- Testo fornito:

Le parole che non ti ho detto – Capitolo Cristina Parodi

Creato il 10 settembre 2012 da Elenatorresani

Torresani, hai le porte chiuse”: non me l’aveva mai detta nessuno una cosa così.
Tre giorni di prove tecniche dell’accidenti, per poi aprire una breccia nel firewall e mettermi in contatto da remoto col Cristina Parodi Live Show in veste di opinionista-on-demand (“all’inizio avremo on-air solo uomini perché tutte le opinioniste donne hanno problemi tecnici”, e qui taccio).
Acrobazie inenarrabili e Till Fly messi a dura prova per finire poi in diretta nazionale 15 secondi, e sentirmi dire che in studio la mia erre moscia non arrivava: e ciao ciao Torresani.
Ma ci sono troppe cose che non ho detto alla Cristina e che mi son rimaste in bocca come il nocciolo della prugna.

Che la ringrazio per aver mandato in onda quel video girato a San Martino di Taurianova, prima di tutto: a beneficio di chi continua a dire che in Italia non esiste una questione femminile, e di tutti quelli che guardano con arrogante disgusto il Medioriente e il Terzomondo tutto.
Nel Belpaese, lo stupro ha cessato di essere un delitto contro la morale diventando un delitto contro la persona – quantomeno sulla carta – solo nel 1997: ma la colpa rimane delle donne, istigatrici e puttane, anche quando hanno i 13 anni di Anna Maria Scarfò, o i quattro, i cinque o i sei di molte altre.
Donne che quando vengono abusate e stuprate per una volta o cento volte, mille in alcuni casi, arrivano a pensare di non meritare altro, e come Anna Maria Scarfò denunciano solo quando c’è in pericolo una sorella o un’amica o qualcun altro che non siamo noi, vagine a perdere.

Che alla mamma di Anna Maria io non ci credo nemmeno un po’, perché non esiste donna – e figuriamoci bambina – che torna a casa dopo uno stupro collettivo quotidiano come se fosse stata a giocare a palla avvelenata in cortile coi vicini di casa. Io questa non la chiamo “rimozione”: lo chiamo delitto connivente.

E che una condanna in tribunale vale poco se non c’è un lavoro sulla cultura sociale e sull’immaginario di una collettività che percepisce ancora la donna come carne a disposizione, proprietà privata ad uso e consumo, oggetto a perdere.

E anche che le donne sono le peggiori aguzzine di se stesse non perché non esista una solidarietà femminile come mancanza tout court, ma perché abbiamo introiettato un certo modello mentale maschile talmente bene che ci ha modificato la genetica emotiva.

Tempi televisivi non permettendo, continuiamo a vivere sui blog.

- Dati registrati:
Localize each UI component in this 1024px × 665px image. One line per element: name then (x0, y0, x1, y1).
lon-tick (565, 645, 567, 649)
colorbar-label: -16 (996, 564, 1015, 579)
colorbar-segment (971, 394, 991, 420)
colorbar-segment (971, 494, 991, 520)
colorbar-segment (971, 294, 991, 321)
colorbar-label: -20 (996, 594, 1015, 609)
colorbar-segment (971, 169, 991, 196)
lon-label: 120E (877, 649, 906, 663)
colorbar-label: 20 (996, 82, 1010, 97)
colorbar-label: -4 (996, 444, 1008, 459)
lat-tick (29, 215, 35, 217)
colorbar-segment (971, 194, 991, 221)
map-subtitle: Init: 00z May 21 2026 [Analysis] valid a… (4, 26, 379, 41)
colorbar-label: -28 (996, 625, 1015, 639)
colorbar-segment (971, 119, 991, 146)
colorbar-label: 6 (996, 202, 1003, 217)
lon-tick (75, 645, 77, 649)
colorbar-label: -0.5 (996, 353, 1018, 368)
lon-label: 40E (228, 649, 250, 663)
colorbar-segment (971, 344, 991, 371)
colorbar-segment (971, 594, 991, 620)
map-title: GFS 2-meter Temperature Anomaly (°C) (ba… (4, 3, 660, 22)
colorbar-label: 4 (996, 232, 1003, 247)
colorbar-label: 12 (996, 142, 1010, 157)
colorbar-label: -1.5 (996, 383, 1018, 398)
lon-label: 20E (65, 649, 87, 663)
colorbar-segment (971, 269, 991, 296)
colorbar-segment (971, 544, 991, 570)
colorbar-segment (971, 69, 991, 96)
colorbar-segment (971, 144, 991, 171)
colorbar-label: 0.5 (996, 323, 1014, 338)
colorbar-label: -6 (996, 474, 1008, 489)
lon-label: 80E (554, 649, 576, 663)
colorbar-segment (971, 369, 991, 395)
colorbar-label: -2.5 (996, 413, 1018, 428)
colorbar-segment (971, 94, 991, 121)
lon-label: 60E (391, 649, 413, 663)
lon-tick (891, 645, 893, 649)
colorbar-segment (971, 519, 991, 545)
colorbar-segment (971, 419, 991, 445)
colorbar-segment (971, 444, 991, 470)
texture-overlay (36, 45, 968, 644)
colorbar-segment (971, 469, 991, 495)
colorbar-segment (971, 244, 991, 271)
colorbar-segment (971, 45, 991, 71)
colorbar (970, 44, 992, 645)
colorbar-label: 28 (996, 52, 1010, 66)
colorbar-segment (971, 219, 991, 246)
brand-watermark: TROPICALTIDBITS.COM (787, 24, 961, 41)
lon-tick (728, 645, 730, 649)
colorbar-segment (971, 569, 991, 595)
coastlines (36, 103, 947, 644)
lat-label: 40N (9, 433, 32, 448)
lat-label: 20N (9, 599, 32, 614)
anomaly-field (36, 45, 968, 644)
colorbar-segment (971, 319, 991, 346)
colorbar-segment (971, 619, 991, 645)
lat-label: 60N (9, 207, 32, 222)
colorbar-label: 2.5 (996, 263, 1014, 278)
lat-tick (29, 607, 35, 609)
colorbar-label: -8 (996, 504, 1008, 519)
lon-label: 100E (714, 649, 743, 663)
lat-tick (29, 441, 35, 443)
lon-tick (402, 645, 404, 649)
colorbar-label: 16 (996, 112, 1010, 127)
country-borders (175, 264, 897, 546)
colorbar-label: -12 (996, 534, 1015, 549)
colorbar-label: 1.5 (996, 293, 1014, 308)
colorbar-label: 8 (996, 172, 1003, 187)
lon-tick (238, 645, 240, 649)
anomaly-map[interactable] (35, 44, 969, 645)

- Compito 1: Indichi se ciascuna delle seguenti affermazioni concorda con il testo fornito, rispondendo sì o no e citando tra virgolette le parole del testo che lo stabiliscono: (a) in Italia lo stupro è diventato un delitto contro la persona nel 1997; (b) il collegamento in diretta nazionale è durato 15 minuti; (c) le prove tecniche sono durate una settimana.
- Compito 2: Trascriva fedelmente dal testo fornito il brano che si apre con le parole contenenti "Ma ci sono troppe" e si chiude con "il Terzomondo tutto.".
I dati registrati non hanno alcuna relazione con il testo fornito.

- Risposta scritta 1:
(a) Sì: «lo stupro ha cessato di essere un delitto contro la morale diventando un delitto contro la persona – quantomeno sulla carta – solo nel 1997».
(b) No: «finire poi in diretta nazionale 15 secondi».
(c) No: «Tre giorni di prove tecniche».

- Risposta scritta 2:
Ma ci sono troppe cose che non ho detto alla Cristina e che mi son rimaste in bocca come il nocciolo della prugna.

Che la ringrazio per aver mandato in onda quel video girato a San Martino di Taurianova, prima di tutto: a beneficio di chi continua a dire che in Italia non esiste una questione femminile, e di tutti quelli che guardano con arrogante disgusto il Medioriente e il Terzomondo tutto.